Given instruction: Gather up the lines with the word "this" in them.
[START Material to process]
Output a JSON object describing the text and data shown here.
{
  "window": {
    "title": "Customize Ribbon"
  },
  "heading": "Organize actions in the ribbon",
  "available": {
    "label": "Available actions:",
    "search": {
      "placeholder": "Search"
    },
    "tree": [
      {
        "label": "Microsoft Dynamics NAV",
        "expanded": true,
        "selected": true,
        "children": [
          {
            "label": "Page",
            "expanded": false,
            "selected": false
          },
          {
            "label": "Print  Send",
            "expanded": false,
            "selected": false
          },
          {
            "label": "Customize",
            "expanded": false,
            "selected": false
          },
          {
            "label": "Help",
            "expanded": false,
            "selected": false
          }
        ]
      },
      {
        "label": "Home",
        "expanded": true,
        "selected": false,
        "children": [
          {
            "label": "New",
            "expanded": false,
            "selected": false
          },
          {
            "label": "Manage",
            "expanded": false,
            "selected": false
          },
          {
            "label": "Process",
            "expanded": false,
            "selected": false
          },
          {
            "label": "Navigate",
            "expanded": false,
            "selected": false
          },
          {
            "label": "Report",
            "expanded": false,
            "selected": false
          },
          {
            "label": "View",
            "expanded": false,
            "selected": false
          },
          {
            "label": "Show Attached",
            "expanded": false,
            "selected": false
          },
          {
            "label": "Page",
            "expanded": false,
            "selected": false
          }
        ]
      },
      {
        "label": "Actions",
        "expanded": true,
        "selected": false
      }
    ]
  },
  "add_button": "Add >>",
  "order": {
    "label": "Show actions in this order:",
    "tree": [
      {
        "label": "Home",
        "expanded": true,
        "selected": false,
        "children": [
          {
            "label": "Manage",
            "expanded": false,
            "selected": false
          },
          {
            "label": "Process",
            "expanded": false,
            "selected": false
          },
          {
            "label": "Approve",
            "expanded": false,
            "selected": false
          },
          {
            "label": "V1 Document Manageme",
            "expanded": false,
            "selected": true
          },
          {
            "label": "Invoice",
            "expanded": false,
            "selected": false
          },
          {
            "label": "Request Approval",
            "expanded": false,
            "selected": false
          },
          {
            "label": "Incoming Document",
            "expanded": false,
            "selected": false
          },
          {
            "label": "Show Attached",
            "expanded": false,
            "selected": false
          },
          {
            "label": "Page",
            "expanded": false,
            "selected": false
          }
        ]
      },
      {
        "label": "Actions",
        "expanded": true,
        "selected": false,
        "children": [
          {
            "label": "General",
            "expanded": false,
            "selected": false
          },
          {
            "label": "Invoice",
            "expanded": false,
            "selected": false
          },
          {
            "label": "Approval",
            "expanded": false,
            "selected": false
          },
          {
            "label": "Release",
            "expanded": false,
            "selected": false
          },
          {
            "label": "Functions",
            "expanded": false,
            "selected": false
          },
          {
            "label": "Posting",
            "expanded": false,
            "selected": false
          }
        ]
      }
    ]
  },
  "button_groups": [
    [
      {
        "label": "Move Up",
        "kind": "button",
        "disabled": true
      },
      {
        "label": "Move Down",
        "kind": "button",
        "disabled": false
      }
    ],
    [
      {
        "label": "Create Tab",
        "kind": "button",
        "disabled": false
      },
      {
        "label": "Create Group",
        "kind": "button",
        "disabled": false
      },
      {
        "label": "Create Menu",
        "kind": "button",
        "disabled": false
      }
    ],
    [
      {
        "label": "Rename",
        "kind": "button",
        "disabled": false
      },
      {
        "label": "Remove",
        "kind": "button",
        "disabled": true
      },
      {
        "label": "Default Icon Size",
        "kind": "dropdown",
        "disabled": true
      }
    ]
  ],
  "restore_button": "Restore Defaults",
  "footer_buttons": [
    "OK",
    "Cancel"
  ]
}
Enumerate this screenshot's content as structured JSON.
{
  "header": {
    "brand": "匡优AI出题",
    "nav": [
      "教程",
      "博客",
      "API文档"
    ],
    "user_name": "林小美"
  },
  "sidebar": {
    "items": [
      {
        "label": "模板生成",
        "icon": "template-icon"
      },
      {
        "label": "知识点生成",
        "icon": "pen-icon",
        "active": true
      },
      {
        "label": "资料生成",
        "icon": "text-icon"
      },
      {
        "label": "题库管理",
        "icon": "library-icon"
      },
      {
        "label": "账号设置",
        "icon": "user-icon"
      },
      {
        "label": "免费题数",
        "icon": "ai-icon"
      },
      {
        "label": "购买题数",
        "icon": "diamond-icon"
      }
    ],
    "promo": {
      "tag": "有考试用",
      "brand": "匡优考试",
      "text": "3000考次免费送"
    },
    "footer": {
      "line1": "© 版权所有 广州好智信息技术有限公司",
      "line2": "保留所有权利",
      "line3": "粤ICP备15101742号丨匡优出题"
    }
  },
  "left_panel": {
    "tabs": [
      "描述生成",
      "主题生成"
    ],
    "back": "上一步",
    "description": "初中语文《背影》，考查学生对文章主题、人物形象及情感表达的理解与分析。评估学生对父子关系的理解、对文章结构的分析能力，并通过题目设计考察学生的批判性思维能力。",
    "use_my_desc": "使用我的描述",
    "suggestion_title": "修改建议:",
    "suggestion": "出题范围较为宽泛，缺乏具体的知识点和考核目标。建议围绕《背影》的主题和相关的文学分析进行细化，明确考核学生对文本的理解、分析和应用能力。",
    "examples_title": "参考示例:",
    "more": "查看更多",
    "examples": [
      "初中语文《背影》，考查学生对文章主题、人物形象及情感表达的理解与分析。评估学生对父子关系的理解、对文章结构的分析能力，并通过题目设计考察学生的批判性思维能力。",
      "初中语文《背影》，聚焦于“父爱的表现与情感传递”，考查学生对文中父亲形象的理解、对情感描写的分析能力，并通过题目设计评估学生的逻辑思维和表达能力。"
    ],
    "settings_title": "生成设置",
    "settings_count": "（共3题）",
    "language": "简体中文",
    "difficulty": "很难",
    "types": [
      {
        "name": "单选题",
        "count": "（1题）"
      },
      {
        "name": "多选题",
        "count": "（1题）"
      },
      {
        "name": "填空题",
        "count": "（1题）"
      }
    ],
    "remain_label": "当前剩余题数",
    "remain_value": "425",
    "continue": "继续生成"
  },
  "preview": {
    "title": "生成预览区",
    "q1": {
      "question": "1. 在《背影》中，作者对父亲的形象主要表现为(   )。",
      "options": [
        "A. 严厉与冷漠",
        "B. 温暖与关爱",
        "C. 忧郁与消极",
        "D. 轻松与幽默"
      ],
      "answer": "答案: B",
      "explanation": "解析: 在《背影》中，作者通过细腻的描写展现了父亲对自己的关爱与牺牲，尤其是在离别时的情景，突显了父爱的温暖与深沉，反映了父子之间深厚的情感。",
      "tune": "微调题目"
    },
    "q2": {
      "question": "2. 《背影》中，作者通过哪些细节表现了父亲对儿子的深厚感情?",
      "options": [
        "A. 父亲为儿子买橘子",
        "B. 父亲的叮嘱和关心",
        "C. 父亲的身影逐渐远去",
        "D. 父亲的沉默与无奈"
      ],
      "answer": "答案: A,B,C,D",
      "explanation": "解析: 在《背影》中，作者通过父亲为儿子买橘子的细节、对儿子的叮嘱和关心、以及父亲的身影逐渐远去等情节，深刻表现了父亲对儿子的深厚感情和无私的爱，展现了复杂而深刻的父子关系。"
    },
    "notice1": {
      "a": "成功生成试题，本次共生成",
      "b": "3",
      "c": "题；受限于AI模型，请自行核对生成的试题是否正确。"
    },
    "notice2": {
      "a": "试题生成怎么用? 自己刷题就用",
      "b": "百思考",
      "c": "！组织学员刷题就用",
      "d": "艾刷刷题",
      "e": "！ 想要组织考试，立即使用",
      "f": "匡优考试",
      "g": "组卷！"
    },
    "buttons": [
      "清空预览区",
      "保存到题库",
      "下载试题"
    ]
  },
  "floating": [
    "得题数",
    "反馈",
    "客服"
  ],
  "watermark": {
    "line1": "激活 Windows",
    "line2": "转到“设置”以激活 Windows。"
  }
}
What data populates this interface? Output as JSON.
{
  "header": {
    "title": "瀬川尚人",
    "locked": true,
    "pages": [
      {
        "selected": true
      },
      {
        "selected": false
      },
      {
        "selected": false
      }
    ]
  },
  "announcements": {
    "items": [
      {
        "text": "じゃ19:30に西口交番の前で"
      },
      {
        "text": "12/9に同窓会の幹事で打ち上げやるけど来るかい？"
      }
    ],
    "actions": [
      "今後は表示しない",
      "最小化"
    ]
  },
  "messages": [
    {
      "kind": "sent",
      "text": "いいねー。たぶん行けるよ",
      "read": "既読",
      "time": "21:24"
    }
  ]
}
[END Material to process]
Solved exercise:
    "label": "Show actions in this order:",
Enumerate this screenshot's content as structured JSON.
What data populates this interface? Output as JSON.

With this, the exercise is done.